=== PROBLEM DESCRIPTION ===
Look through the material and copy each line holding "this".

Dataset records
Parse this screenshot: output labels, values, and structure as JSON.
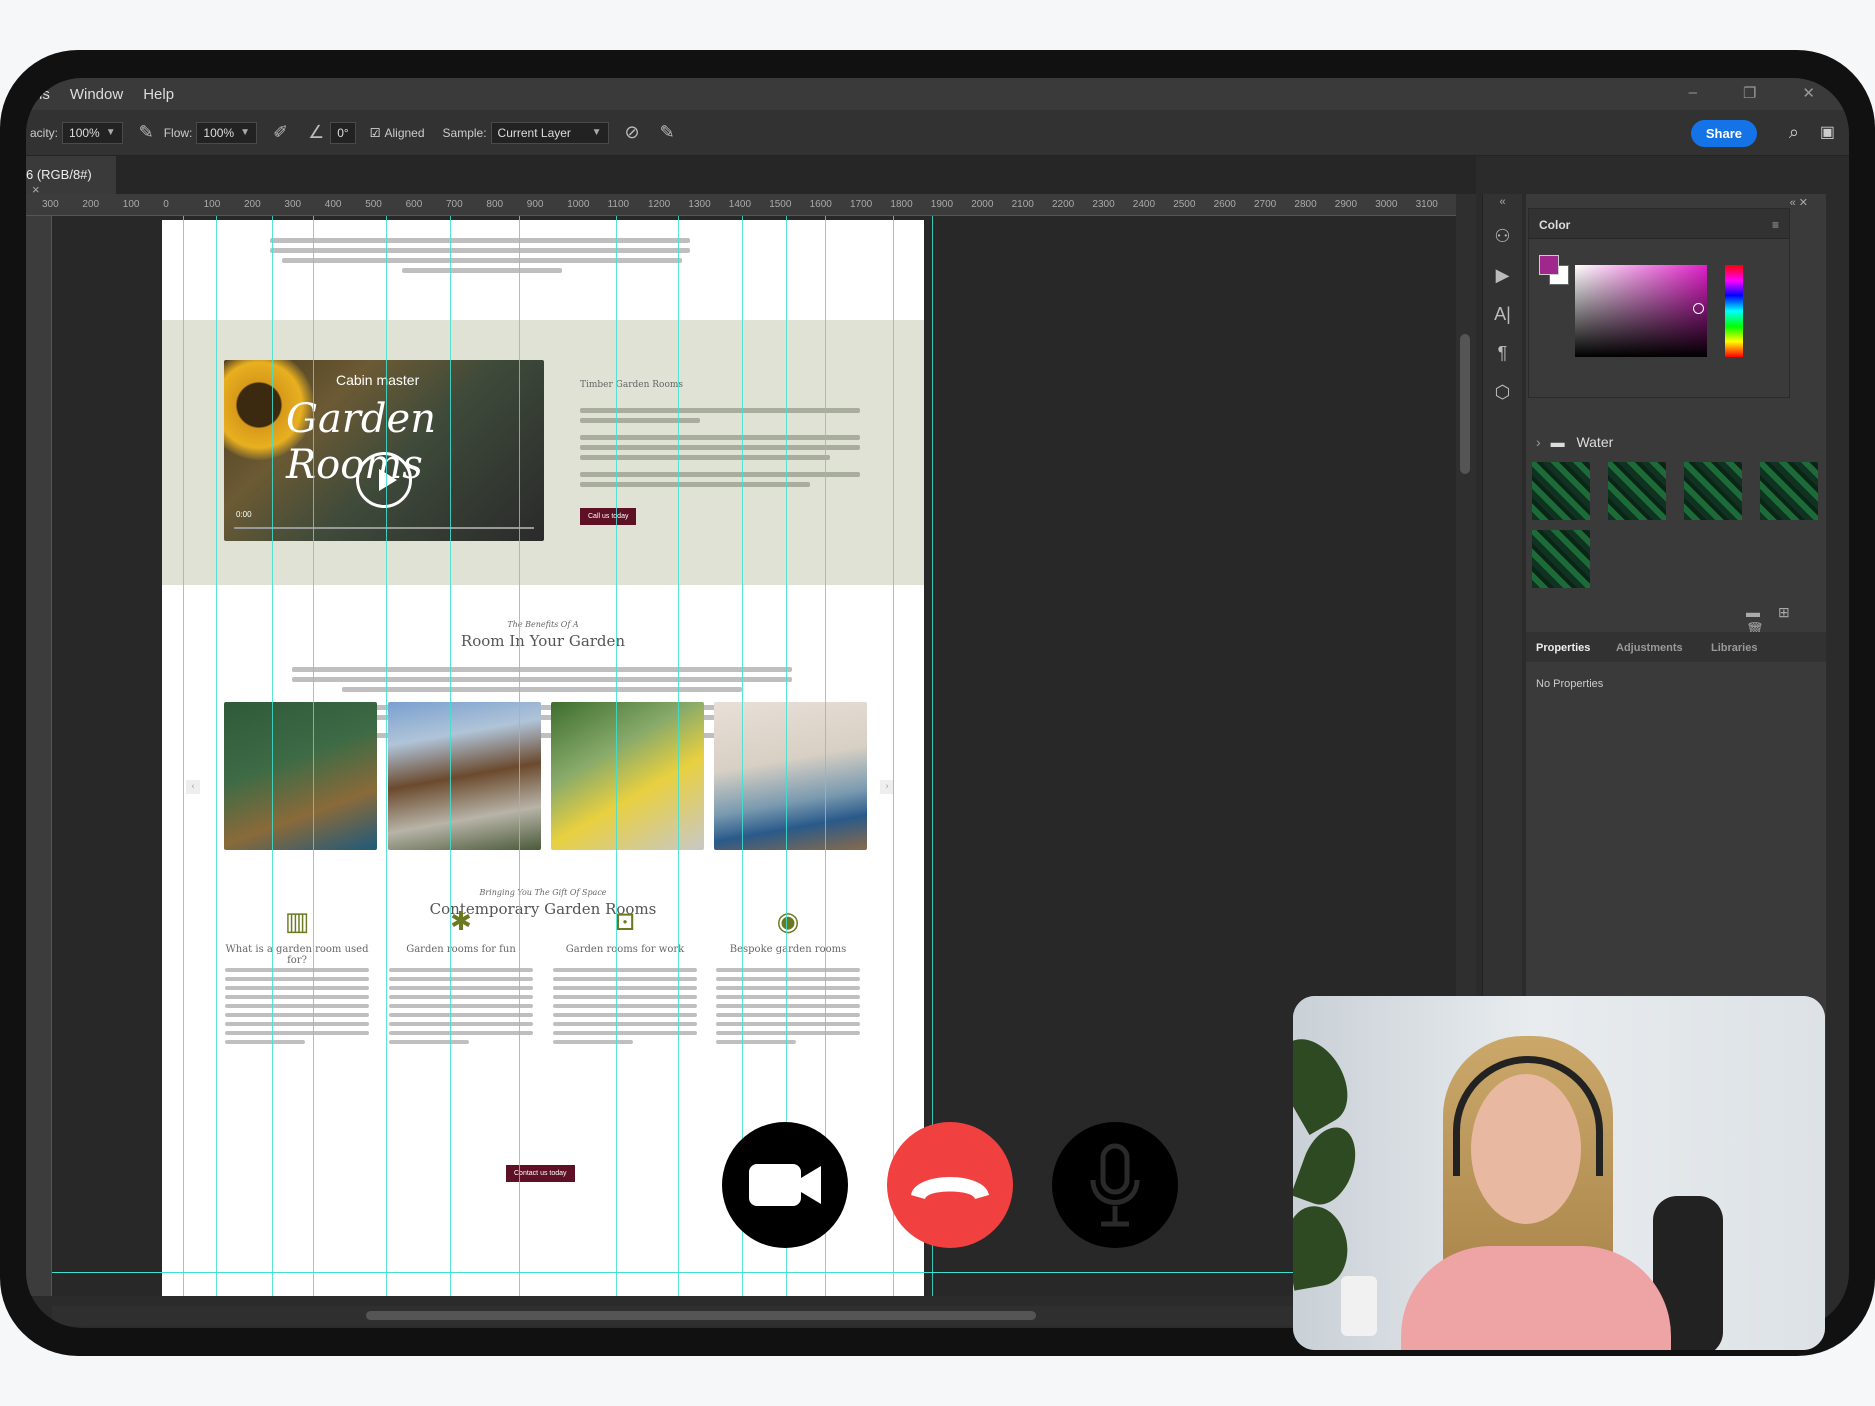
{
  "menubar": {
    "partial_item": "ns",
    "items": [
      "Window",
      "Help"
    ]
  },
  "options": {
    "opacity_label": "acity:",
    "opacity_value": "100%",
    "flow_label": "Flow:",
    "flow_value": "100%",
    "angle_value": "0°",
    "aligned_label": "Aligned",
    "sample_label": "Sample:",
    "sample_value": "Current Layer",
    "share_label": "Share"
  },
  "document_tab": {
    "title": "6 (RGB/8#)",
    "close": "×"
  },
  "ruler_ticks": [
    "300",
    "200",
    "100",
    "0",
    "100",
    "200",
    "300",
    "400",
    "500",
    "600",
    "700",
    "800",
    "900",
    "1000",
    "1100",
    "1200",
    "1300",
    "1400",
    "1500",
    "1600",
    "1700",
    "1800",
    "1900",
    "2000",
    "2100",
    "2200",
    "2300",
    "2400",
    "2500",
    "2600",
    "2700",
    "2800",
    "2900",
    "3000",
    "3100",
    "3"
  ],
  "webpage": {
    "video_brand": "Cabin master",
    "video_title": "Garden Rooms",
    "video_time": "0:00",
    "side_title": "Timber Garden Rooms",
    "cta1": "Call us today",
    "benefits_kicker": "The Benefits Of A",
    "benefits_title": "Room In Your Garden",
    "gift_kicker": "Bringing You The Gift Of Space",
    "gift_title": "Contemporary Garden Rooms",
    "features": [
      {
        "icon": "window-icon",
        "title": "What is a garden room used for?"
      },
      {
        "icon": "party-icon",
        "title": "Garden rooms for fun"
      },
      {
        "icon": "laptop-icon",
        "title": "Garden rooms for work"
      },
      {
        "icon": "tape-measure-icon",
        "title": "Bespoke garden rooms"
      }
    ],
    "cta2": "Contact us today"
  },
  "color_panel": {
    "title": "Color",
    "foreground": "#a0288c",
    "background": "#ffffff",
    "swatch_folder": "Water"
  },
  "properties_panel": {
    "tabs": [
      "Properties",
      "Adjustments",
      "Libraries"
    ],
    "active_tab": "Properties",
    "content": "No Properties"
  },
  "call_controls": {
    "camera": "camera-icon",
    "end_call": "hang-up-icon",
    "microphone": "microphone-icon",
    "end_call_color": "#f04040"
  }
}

...

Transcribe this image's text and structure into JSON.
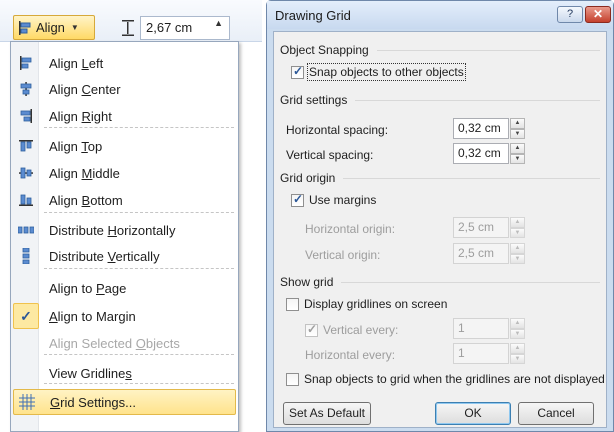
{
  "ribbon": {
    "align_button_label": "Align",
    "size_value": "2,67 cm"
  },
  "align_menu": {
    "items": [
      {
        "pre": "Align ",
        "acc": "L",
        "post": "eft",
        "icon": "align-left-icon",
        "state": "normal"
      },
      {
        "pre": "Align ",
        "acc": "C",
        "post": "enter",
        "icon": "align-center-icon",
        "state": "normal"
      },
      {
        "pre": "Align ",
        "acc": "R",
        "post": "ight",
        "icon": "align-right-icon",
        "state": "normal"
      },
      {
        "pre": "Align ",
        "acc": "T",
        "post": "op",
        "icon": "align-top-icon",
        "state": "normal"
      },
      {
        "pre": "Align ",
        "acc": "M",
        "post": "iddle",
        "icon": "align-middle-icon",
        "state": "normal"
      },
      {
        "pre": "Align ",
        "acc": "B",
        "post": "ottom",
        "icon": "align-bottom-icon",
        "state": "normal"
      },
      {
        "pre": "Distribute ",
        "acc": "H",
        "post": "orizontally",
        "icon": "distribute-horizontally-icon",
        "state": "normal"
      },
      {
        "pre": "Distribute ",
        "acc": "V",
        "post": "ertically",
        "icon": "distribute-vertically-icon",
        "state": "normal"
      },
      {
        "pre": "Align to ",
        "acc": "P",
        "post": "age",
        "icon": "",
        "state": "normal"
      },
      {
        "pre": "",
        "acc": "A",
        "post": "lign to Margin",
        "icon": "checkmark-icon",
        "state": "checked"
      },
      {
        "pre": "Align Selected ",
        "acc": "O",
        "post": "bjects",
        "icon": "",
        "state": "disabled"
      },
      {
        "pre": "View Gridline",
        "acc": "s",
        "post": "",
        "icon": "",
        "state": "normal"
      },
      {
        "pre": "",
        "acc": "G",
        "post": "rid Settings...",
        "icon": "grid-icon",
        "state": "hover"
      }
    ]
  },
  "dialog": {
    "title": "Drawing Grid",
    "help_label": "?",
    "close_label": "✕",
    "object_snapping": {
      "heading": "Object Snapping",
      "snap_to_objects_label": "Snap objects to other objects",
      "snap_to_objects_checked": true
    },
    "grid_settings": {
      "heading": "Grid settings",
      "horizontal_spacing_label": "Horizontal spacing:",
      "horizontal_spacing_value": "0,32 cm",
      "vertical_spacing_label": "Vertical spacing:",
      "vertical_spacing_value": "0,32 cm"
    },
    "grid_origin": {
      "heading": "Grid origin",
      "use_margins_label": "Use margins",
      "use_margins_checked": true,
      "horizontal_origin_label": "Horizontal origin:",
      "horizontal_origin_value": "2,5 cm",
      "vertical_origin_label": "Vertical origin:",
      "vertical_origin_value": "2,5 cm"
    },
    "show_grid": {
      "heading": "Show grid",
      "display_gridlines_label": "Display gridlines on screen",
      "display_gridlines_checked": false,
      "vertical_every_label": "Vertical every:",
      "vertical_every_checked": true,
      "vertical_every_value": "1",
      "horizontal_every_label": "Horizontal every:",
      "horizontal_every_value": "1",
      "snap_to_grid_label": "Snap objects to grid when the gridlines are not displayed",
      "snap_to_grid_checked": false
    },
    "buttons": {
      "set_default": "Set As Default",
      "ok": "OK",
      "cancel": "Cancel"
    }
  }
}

=== WRITTEN ANSWER ===
Parse this screenshot: output labels, values, and structure as JSON.
Transcribe this image's text and structure into JSON.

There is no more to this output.